### [Stored records]
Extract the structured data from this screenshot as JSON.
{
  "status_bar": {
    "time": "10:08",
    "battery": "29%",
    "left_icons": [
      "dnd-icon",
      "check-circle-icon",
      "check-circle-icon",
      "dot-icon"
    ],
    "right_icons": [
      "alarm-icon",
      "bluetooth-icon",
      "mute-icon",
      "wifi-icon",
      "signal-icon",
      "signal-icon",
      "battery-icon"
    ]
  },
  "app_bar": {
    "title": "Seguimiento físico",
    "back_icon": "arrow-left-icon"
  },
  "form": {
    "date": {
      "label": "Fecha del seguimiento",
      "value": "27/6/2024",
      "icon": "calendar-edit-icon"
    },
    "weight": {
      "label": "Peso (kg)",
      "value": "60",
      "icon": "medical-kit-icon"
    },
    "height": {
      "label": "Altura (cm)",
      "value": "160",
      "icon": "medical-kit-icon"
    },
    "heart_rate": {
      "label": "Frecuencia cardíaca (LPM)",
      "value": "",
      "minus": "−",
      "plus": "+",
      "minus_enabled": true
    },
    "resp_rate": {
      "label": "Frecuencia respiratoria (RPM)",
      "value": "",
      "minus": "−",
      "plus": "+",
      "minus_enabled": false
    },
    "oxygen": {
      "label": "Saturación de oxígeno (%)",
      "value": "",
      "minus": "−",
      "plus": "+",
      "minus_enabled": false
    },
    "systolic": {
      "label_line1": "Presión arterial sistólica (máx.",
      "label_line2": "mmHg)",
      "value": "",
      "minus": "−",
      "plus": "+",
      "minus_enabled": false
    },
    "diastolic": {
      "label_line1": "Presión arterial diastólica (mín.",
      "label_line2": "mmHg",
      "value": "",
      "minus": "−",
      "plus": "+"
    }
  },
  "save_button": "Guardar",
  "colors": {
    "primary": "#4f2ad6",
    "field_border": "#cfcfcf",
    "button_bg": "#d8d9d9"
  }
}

### [Task directions]
Would you give the material above again, complete and exact?

### [Completed task]
Extract the structured data from this screenshot as JSON.
{
  "status_bar": {
    "time": "10:08",
    "battery": "29%",
    "left_icons": [
      "dnd-icon",
      "check-circle-icon",
      "check-circle-icon",
      "dot-icon"
    ],
    "right_icons": [
      "alarm-icon",
      "bluetooth-icon",
      "mute-icon",
      "wifi-icon",
      "signal-icon",
      "signal-icon",
      "battery-icon"
    ]
  },
  "app_bar": {
    "title": "Seguimiento físico",
    "back_icon": "arrow-left-icon"
  },
  "form": {
    "date": {
      "label": "Fecha del seguimiento",
      "value": "27/6/2024",
      "icon": "calendar-edit-icon"
    },
    "weight": {
      "label": "Peso (kg)",
      "value": "60",
      "icon": "medical-kit-icon"
    },
    "height": {
      "label": "Altura (cm)",
      "value": "160",
      "icon": "medical-kit-icon"
    },
    "heart_rate": {
      "label": "Frecuencia cardíaca (LPM)",
      "value": "",
      "minus": "−",
      "plus": "+",
      "minus_enabled": true
    },
    "resp_rate": {
      "label": "Frecuencia respiratoria (RPM)",
      "value": "",
      "minus": "−",
      "plus": "+",
      "minus_enabled": false
    },
    "oxygen": {
      "label": "Saturación de oxígeno (%)",
      "value": "",
      "minus": "−",
      "plus": "+",
      "minus_enabled": false
    },
    "systolic": {
      "label_line1": "Presión arterial sistólica (máx.",
      "label_line2": "mmHg)",
      "value": "",
      "minus": "−",
      "plus": "+",
      "minus_enabled": false
    },
    "diastolic": {
      "label_line1": "Presión arterial diastólica (mín.",
      "label_line2": "mmHg",
      "value": "",
      "minus": "−",
      "plus": "+"
    }
  },
  "save_button": "Guardar",
  "colors": {
    "primary": "#4f2ad6",
    "field_border": "#cfcfcf",
    "button_bg": "#d8d9d9"
  }
}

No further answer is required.